- [Task objective]: Summarize the abstract below on cabozantinib in advanced adrenocortical carcinoma in two sentences.

SUN-348 Cabozantinib in Advanced Adrenocortical Carcinoma: Rationale and Protocol of Two Phase II Clinical Trials

BACKGROUND: Median overall survival (OS) in advanced adrenocortical (ACC) is only 12-15 months. Mitotane and chemotherapy are the backbones of current treatment but prolonged disease stabilization is rare. Cabozantinib (CABO) is an oral multi-kinase inhibitor (MKI) of c-MET, VEGFR2, AXL, and RET. OBJECTIVE: To report the rationale and design of phase II clinical trials of CABO in advanced ACC RESULTS: Inactivation of the HGF/c-MET axis decreased proliferation of ACC cells in vitro and in mouse xenografts. VEGFR2 inhibition with sunitinib decreased ACC cell proliferation and impaired steroidogenesis in vitro. CABO target molecules c-MET and VEGFR2 and their ligands HGF and VEGF, respectively are overexpressed in ACC tissue. Unsatisfactory efficacy of tyrosine kinase inhibitors in previous clinical trials was caused in part by drug interaction with mitotane, a strong CYP3A4 inducer. In 12 patients treated with CABO off label there were 2 partial responses and we observed progression-free survival at 4 months (PFS4) in 4/12 patients. Two parallel single center phase II trials of CABO in advanced ACC are recruiting in the U.S. (NCT03370718) and Germany (NCT03612232) and will accrue 18 and 37 patients, respectively. Mitotane discontinuation and plasma concentrations <2&nbsp;mg/L prior study treatment are mandatory. The primary endpoint is PFS4. Secondary endpoints include overall survival, best objective response rate, adverse events and quality of life. Markers of treatment response, immune modulation and pharmacokinetics will be studied. CONCLUSION: Two parallel trials will clarify if CABO is a promising therapeutic approach in advanced ACC while controlling for drug interaction with mitotane.

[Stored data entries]

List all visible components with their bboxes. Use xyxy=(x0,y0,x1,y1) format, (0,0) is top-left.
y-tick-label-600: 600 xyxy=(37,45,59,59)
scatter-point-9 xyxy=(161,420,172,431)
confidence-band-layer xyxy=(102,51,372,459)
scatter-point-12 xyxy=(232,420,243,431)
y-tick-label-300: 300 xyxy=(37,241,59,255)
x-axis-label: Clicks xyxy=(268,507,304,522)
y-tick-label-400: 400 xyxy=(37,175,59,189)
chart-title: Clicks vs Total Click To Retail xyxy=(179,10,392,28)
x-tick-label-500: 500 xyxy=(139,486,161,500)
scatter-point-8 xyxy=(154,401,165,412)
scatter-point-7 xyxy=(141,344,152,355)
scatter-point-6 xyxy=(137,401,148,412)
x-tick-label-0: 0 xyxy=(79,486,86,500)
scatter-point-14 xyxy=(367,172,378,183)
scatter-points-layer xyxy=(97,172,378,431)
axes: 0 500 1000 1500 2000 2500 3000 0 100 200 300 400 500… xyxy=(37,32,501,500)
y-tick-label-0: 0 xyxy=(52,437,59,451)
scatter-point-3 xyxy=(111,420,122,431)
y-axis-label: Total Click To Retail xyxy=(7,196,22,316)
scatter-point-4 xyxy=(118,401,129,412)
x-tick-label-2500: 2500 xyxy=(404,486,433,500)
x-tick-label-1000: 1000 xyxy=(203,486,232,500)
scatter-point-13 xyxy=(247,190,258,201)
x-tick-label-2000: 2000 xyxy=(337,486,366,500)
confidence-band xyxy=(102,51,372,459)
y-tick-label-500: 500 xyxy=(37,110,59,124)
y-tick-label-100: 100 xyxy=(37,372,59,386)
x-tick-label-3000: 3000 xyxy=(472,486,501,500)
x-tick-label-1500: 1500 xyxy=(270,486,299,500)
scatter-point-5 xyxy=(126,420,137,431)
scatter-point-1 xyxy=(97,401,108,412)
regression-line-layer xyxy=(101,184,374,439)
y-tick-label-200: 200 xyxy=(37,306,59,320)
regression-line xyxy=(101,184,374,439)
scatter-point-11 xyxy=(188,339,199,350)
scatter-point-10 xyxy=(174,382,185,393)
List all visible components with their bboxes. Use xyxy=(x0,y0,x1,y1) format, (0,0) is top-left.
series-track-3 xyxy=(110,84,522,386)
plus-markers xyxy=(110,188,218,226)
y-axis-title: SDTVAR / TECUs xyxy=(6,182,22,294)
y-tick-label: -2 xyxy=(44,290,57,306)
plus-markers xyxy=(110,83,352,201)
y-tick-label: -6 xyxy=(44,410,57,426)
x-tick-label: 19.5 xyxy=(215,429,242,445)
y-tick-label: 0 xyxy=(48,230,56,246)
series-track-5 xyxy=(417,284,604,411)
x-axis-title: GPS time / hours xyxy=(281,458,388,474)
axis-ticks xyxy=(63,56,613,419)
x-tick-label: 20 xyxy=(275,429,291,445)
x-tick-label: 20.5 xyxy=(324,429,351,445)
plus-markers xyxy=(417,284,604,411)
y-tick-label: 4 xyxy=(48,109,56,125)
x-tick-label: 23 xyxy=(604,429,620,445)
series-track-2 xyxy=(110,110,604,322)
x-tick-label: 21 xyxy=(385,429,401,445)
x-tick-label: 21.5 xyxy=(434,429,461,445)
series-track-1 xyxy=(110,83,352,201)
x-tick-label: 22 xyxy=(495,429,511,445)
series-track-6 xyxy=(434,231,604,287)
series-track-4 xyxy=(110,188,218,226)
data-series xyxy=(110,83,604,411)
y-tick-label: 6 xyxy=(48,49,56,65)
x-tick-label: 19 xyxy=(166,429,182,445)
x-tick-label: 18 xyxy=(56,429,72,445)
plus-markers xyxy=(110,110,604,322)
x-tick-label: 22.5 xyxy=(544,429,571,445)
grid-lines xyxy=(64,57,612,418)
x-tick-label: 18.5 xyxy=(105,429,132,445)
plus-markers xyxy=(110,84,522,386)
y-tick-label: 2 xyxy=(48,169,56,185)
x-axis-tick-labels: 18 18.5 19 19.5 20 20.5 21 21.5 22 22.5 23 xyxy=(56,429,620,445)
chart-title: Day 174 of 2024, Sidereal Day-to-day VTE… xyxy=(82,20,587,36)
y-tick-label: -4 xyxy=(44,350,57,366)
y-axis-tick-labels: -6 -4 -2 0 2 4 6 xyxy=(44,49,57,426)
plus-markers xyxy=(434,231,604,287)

- [Exercise answer]: Cabozantinib, an oral multi-kinase inhibitor of c-MET, VEGFR2, AXL, and RET, targets molecules that are overexpressed in adrenocortical carcinoma tissue, and in 12 patients treated off label it produced 2 partial responses and progression-free survival at 4 months in 4 patients. Two parallel single-center phase II trials in the U.S. and Germany are recruiting 18 and 37 patients, respectively, require mitotane discontinuation with plasma concentrations below 2 mg/L beforehand, and use progression-free survival at 4 months as the primary endpoint.